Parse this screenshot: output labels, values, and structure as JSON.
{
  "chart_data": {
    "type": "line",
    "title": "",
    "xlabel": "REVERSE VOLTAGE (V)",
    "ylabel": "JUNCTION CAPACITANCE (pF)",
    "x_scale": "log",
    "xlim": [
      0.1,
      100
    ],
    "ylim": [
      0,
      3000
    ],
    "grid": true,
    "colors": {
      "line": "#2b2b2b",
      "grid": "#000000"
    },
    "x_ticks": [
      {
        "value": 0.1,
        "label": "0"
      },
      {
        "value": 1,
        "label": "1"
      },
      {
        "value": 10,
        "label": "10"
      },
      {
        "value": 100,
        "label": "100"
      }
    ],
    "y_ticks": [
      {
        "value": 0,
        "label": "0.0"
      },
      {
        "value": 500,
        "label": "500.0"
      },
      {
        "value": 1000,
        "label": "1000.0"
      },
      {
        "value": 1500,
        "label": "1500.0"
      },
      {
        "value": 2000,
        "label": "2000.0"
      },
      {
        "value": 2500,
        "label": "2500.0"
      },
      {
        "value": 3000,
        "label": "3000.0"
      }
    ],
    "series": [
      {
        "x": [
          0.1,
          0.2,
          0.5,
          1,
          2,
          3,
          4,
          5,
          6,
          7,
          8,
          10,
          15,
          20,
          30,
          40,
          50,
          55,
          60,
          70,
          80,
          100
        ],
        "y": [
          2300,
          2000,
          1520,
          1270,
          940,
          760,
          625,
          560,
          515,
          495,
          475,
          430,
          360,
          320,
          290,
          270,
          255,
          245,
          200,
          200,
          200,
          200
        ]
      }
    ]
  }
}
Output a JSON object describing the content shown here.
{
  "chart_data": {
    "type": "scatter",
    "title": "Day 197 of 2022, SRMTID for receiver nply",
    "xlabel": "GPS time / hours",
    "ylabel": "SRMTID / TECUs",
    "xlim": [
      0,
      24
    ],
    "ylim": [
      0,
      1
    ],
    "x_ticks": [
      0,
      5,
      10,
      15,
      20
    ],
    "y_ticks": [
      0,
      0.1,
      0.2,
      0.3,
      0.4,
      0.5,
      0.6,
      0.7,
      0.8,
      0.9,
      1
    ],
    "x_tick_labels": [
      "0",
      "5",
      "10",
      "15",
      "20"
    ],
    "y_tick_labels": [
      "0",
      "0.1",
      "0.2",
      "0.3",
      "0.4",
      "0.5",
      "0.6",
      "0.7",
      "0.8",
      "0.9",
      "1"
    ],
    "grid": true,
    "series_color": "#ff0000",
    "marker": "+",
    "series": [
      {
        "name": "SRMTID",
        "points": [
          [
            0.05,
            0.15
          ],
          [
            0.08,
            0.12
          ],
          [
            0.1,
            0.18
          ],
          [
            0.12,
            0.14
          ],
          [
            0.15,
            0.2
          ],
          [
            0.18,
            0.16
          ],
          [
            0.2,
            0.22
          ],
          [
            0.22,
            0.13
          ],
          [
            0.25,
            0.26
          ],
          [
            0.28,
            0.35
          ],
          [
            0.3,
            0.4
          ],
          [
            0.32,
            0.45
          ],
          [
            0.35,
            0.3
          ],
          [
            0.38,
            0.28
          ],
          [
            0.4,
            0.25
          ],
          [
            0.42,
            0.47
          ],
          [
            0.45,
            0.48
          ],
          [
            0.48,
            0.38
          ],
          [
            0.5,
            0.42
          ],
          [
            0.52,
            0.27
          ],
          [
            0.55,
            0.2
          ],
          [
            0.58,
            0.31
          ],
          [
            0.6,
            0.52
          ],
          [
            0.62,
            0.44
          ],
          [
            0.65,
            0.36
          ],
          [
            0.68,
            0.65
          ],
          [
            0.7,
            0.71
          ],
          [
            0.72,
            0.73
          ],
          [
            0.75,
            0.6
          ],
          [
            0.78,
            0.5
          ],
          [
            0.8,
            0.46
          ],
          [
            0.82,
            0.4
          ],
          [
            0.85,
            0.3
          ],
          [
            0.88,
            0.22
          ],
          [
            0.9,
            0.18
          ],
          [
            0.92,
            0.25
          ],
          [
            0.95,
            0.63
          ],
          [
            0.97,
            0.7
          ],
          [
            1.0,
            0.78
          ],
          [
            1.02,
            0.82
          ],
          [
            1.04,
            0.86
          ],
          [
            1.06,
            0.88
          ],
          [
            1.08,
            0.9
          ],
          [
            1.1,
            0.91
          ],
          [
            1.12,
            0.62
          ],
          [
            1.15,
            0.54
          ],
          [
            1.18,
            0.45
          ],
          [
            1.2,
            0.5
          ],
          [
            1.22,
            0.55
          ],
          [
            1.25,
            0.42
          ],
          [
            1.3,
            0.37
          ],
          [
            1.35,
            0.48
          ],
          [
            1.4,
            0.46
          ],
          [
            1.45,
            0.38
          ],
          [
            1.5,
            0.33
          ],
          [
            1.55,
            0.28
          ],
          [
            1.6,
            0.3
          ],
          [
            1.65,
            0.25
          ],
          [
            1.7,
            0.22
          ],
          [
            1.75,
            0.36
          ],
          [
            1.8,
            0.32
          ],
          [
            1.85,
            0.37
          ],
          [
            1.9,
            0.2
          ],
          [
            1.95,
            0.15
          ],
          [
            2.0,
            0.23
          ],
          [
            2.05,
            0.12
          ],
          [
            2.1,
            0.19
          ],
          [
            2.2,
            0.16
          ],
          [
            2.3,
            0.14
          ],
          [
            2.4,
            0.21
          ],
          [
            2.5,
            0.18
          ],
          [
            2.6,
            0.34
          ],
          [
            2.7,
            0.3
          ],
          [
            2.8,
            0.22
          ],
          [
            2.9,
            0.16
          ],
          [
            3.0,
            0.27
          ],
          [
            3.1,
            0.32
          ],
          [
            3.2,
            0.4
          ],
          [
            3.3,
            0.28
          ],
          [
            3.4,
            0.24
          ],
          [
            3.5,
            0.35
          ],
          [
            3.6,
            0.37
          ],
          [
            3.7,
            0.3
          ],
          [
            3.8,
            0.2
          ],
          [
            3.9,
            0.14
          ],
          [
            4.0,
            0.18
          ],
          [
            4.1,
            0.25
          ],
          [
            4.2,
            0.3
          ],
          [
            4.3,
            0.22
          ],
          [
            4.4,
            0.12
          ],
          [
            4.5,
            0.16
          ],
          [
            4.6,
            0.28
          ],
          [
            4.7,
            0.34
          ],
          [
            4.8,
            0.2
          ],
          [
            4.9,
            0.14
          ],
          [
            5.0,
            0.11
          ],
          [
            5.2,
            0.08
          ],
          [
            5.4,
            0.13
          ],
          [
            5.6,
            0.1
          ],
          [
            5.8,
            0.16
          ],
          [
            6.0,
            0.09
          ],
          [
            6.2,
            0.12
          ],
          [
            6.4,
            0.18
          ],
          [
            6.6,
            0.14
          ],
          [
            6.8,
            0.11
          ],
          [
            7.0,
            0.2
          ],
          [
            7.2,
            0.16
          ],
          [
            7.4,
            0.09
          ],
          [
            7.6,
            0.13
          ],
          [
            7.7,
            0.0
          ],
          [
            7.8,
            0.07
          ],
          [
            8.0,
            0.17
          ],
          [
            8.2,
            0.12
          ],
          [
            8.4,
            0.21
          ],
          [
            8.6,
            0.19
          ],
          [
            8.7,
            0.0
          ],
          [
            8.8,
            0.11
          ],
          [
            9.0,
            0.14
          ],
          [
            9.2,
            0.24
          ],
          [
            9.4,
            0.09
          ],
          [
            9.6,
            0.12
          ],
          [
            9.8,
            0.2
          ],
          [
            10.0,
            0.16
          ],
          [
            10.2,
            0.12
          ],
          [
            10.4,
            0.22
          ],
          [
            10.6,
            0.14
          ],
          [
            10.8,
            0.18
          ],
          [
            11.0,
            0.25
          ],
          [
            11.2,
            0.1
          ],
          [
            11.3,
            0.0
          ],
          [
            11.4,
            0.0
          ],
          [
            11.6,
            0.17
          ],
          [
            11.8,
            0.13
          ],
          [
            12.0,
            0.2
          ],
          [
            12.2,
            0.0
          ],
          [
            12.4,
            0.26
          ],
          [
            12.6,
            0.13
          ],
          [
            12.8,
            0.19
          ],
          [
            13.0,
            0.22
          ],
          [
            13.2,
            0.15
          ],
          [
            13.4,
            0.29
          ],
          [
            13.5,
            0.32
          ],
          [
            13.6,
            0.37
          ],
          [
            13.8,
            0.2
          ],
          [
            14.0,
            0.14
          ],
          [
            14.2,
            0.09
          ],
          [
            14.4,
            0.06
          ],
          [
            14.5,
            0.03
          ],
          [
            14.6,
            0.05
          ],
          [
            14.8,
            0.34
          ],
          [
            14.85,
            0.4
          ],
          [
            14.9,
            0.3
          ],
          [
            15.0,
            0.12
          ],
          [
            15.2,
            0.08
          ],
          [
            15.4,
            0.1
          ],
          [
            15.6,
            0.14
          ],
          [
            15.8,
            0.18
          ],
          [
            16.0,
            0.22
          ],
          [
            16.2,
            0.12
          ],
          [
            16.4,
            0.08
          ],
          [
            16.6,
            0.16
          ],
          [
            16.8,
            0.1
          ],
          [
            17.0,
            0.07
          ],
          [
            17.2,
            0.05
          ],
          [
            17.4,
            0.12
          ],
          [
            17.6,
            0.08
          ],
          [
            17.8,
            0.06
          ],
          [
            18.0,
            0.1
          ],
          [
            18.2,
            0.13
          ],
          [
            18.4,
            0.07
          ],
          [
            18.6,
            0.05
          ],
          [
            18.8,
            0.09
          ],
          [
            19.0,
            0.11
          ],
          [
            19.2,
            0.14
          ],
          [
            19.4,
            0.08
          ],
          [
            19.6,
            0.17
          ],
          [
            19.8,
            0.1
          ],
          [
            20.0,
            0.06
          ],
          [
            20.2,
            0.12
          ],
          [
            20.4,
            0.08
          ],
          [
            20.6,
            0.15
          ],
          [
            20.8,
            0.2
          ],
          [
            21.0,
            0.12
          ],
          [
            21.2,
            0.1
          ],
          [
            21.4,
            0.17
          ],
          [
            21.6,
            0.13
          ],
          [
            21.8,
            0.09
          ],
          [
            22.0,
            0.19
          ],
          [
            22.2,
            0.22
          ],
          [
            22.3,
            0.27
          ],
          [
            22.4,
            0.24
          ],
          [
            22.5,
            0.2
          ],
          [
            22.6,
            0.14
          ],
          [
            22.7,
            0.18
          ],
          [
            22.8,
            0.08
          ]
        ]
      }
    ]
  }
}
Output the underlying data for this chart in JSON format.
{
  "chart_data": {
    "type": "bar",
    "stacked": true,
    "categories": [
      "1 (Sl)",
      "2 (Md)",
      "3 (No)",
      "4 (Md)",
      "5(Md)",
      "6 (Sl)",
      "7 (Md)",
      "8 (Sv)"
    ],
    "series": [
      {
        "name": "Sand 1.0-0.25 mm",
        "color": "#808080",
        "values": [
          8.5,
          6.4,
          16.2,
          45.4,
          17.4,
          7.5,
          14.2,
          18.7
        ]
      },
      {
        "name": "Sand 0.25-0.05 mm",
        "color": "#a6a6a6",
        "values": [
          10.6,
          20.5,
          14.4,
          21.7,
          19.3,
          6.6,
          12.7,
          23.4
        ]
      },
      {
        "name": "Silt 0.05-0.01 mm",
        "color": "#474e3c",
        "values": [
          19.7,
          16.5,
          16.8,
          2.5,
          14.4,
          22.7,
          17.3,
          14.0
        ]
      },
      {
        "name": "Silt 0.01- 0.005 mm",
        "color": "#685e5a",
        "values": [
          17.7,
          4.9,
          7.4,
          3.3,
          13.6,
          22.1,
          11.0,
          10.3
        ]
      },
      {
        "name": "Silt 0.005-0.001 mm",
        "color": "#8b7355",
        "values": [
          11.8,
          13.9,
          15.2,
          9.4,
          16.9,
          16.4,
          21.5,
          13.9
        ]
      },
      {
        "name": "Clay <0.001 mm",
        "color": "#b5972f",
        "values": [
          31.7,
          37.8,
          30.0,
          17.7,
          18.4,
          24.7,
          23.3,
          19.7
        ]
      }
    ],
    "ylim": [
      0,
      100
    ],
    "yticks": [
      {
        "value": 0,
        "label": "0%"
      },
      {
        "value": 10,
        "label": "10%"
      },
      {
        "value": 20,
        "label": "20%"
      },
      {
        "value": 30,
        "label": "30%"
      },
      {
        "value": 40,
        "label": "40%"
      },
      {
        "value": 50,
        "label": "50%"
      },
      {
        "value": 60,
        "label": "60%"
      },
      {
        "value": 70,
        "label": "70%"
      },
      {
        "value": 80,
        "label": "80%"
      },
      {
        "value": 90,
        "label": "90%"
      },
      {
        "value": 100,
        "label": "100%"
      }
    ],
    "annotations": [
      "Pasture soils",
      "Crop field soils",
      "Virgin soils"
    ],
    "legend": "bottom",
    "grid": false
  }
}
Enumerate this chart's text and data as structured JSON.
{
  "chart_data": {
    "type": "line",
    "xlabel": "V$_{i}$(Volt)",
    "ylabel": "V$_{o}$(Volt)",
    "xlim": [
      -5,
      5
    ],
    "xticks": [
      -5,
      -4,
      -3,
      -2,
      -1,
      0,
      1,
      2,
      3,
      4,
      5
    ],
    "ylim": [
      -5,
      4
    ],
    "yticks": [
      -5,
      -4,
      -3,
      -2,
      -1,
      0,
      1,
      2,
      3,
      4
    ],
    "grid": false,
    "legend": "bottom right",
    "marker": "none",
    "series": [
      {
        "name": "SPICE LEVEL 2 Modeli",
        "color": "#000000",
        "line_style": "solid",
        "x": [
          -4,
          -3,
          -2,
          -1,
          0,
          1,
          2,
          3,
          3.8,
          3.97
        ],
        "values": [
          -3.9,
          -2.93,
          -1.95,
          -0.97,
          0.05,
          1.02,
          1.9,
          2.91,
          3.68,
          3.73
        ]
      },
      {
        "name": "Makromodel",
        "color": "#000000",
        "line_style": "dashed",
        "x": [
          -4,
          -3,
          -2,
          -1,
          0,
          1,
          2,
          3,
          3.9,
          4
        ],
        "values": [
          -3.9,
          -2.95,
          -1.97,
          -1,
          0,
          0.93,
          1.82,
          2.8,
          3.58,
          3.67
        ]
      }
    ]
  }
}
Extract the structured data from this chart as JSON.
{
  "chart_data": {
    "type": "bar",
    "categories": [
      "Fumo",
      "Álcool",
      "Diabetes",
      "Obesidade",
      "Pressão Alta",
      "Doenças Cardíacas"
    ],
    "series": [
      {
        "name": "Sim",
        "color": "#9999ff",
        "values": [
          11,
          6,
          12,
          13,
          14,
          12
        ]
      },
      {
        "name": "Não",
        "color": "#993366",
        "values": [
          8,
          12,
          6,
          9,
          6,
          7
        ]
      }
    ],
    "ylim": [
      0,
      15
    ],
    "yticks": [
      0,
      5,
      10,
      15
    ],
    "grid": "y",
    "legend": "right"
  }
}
────────────────────────────────────────
WHAT IS REQUIRED
Using the listing above, show each line holding the string "xlabel".

FULL ANSWER
    "xlabel": "REVERSE VOLTAGE (V)",
    "xlabel": "GPS time / hours",
    "xlabel": "V$_{i}$(Volt)",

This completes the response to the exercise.